## Data supplied

━━━━

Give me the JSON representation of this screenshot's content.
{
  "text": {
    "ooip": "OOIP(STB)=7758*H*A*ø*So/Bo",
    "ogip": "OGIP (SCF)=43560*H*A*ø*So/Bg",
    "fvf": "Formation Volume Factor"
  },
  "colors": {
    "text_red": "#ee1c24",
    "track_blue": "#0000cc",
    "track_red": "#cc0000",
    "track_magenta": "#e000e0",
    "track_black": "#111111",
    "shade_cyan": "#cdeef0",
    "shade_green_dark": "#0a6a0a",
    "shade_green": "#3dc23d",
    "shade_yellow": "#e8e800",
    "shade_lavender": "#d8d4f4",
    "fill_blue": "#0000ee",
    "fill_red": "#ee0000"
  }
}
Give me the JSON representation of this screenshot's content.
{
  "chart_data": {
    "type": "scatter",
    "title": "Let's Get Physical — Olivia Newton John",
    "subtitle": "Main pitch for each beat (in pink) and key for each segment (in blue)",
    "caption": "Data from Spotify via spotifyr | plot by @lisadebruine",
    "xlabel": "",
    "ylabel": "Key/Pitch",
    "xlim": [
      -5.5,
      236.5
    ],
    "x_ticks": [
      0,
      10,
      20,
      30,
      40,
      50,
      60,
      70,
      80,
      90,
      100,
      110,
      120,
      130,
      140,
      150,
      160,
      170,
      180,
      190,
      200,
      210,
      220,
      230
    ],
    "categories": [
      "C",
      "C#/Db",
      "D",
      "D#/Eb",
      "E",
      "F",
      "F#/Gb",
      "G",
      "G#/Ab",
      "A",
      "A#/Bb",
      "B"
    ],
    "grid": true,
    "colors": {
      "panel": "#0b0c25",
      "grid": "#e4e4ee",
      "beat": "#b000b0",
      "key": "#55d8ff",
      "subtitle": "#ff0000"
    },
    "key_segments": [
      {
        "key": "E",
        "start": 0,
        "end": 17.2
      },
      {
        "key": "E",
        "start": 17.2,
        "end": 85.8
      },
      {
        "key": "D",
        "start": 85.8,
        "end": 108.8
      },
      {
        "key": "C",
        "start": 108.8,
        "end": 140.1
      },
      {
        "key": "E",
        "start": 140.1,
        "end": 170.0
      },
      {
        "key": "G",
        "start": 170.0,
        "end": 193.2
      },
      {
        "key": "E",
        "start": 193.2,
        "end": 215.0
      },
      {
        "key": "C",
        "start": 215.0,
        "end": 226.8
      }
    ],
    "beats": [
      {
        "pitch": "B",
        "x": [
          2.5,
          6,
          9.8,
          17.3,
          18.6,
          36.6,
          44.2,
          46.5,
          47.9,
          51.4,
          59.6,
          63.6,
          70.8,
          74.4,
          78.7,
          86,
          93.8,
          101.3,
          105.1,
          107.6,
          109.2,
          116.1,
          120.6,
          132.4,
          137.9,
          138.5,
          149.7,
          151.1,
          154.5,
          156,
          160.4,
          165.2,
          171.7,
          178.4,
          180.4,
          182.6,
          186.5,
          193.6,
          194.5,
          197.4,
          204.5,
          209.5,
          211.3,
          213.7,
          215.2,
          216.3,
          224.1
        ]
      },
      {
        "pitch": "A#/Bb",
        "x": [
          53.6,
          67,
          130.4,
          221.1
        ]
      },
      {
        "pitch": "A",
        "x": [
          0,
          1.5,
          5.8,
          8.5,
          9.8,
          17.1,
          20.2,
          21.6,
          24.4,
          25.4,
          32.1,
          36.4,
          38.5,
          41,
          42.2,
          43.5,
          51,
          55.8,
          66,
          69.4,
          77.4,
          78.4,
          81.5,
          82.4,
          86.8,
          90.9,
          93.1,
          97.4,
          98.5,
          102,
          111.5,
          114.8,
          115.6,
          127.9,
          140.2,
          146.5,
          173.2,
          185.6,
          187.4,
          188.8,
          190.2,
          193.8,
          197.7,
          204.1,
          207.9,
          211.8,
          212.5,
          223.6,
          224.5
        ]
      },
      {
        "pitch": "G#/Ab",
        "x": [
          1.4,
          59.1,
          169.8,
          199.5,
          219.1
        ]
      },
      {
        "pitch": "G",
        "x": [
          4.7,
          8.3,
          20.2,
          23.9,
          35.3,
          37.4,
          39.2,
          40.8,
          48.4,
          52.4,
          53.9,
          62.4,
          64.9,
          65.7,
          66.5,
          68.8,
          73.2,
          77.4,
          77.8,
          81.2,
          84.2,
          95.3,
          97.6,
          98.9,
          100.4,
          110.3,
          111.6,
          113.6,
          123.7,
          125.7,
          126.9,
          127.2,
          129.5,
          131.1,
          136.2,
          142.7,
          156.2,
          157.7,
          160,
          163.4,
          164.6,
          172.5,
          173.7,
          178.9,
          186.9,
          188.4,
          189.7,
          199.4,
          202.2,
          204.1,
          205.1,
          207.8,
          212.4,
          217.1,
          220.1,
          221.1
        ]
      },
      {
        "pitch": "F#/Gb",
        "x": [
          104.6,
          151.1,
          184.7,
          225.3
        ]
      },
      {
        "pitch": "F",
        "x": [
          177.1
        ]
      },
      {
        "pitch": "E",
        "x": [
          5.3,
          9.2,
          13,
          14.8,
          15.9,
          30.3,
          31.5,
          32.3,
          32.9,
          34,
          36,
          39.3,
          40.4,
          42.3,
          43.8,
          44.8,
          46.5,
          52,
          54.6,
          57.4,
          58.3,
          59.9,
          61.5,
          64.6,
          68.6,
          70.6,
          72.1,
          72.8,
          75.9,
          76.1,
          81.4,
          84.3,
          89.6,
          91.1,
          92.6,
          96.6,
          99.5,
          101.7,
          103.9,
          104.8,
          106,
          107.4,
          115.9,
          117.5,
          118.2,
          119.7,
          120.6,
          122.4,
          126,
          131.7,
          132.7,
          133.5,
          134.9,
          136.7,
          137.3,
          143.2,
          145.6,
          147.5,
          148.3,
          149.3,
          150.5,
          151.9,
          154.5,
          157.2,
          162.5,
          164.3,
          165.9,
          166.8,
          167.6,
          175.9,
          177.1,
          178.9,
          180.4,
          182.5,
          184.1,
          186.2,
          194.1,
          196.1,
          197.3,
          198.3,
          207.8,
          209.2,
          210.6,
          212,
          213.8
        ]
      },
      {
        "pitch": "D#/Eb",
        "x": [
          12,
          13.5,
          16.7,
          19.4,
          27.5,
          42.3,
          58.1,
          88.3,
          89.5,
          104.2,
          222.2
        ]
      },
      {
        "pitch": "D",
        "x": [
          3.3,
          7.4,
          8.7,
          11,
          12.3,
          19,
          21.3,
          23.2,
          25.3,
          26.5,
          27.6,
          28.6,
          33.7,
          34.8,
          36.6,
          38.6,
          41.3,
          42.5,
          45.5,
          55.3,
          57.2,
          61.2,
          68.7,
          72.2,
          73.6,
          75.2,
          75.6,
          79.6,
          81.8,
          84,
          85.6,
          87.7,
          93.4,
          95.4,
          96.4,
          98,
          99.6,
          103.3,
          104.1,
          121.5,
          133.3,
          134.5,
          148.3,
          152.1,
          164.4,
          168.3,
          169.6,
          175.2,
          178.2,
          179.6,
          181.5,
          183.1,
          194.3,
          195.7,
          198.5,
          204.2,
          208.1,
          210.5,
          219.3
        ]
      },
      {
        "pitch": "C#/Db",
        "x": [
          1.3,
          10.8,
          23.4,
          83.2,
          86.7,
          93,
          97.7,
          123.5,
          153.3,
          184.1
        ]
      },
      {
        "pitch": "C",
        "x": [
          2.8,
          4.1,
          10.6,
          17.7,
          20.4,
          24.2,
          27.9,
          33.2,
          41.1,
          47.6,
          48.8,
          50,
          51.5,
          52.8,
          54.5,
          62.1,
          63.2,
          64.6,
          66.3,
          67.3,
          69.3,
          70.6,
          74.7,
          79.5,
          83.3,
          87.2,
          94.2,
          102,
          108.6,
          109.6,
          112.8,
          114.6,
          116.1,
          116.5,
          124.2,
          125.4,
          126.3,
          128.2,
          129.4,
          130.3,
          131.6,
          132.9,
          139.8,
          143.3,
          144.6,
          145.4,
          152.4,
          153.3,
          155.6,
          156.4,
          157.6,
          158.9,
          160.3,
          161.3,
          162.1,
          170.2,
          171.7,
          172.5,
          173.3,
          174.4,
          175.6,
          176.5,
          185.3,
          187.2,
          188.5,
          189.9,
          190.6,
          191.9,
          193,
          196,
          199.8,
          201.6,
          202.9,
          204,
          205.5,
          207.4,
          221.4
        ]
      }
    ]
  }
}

━━━━

## Stated task
Exactly how many lines of the material contain the word "start"? Write the number alone.

## Written solution
8